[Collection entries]
########
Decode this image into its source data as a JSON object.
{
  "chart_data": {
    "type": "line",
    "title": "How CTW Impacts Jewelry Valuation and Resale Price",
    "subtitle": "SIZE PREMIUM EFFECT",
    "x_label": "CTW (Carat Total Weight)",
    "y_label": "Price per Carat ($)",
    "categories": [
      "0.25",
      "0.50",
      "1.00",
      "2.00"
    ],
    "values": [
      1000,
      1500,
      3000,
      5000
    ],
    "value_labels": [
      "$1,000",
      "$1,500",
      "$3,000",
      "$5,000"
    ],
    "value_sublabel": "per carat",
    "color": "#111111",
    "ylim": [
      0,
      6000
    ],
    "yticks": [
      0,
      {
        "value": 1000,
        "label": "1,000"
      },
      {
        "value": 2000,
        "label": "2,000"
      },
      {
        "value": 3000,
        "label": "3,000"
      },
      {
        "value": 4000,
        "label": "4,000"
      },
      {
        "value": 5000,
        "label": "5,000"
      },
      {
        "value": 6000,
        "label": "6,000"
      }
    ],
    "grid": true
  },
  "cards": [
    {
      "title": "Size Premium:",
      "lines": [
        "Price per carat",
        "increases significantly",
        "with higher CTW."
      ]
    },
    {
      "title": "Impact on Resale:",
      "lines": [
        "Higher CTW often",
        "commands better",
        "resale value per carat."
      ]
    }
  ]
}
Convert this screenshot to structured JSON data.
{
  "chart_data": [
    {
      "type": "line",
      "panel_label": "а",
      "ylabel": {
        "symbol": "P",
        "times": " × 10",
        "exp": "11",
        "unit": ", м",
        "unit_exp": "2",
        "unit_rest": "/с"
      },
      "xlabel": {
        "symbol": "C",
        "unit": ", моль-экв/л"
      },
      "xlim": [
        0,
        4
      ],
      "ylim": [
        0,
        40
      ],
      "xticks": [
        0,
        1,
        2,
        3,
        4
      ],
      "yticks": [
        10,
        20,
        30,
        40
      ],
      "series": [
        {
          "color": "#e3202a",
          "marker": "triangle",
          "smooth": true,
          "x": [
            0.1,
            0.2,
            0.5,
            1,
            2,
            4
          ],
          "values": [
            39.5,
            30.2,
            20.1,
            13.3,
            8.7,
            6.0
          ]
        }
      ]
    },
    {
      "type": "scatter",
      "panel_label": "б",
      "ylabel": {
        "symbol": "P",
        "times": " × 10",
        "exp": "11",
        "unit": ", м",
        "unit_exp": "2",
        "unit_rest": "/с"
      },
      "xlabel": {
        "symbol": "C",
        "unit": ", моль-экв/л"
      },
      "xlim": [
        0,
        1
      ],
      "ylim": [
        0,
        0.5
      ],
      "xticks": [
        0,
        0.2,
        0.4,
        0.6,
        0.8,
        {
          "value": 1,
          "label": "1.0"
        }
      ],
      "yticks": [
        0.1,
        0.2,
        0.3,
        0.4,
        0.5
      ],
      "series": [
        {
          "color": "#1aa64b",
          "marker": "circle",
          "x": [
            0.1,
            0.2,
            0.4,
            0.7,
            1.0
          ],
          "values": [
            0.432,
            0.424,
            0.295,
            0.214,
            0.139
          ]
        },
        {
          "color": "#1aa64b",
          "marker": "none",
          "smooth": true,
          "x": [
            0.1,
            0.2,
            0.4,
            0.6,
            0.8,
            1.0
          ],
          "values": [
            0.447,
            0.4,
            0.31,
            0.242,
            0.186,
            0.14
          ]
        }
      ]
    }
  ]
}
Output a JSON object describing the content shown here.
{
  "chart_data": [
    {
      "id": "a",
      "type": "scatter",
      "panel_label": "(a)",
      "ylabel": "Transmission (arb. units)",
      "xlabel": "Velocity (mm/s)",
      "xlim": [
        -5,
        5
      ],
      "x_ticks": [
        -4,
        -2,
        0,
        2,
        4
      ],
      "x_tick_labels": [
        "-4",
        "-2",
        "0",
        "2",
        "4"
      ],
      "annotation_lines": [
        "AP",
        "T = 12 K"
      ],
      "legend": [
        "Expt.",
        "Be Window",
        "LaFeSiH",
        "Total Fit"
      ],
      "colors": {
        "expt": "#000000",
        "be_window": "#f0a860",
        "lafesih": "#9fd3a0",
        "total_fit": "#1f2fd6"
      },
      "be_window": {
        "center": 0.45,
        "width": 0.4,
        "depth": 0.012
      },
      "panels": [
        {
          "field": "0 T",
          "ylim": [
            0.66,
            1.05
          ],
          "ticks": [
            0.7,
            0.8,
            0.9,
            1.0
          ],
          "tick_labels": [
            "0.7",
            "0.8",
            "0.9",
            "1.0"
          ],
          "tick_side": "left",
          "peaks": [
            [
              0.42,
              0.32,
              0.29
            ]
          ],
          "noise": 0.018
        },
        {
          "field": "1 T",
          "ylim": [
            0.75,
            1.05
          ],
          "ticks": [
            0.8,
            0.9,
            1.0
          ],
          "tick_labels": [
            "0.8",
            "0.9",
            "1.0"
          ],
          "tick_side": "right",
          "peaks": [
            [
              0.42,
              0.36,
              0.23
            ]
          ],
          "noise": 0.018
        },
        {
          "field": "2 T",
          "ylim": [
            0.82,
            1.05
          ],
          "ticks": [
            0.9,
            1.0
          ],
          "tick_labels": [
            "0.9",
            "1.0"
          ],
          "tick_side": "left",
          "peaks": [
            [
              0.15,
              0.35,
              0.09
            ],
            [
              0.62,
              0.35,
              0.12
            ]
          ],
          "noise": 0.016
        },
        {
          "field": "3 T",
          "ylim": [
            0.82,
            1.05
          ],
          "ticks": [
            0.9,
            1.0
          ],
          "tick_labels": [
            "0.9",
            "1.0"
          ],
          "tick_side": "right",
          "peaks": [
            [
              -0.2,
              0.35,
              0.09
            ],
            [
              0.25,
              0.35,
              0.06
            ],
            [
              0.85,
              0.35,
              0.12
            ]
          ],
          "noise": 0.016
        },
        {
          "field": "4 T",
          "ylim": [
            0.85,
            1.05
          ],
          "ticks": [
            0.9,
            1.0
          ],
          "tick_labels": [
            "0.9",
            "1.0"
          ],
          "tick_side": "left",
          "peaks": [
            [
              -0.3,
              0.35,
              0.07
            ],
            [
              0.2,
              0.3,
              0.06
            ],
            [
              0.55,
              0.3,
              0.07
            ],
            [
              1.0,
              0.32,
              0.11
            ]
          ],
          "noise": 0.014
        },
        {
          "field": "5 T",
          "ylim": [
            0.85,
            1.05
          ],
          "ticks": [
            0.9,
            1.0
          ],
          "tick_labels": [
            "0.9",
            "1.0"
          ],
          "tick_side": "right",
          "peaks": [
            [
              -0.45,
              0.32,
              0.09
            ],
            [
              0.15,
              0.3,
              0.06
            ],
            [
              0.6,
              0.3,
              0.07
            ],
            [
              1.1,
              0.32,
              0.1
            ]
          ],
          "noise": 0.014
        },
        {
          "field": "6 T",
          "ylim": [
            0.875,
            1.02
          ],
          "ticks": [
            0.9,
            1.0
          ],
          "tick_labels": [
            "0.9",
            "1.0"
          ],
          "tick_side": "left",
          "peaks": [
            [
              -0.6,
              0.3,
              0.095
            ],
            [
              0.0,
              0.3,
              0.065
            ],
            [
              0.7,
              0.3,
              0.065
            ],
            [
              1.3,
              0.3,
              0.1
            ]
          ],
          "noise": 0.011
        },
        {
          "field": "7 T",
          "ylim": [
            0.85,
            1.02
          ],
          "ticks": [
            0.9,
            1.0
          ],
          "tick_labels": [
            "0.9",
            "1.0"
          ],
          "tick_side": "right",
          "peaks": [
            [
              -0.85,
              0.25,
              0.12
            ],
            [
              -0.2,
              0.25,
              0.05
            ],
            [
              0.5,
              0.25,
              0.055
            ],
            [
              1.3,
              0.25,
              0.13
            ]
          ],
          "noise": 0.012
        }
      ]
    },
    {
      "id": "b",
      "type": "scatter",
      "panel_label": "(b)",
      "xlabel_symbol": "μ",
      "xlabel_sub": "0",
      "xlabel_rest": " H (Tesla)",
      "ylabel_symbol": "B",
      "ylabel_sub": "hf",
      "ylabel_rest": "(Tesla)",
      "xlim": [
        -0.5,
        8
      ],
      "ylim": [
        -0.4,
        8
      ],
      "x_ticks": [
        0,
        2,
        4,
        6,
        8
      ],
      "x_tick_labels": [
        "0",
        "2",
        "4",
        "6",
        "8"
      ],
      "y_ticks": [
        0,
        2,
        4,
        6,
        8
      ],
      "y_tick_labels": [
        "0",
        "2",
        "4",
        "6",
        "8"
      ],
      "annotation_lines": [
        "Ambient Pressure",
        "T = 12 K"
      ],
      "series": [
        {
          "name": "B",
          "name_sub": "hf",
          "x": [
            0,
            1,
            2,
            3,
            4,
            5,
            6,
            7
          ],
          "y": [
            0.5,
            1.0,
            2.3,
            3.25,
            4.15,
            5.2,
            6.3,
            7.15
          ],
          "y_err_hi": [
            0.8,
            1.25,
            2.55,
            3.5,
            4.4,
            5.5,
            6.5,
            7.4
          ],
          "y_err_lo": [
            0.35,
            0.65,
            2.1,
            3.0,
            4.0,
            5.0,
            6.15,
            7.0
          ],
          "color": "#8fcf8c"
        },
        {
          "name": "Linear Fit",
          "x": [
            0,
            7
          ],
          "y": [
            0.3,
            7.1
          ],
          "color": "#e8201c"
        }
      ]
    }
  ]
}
########
AIM OF THE EXERCISE » Search the lines above for the string "Price", then show every one that has it.

THE RESULT »
    "title": "How CTW Impacts Jewelry Valuation and Resale Price",
    "y_label": "Price per Carat ($)",
        "Price per carat",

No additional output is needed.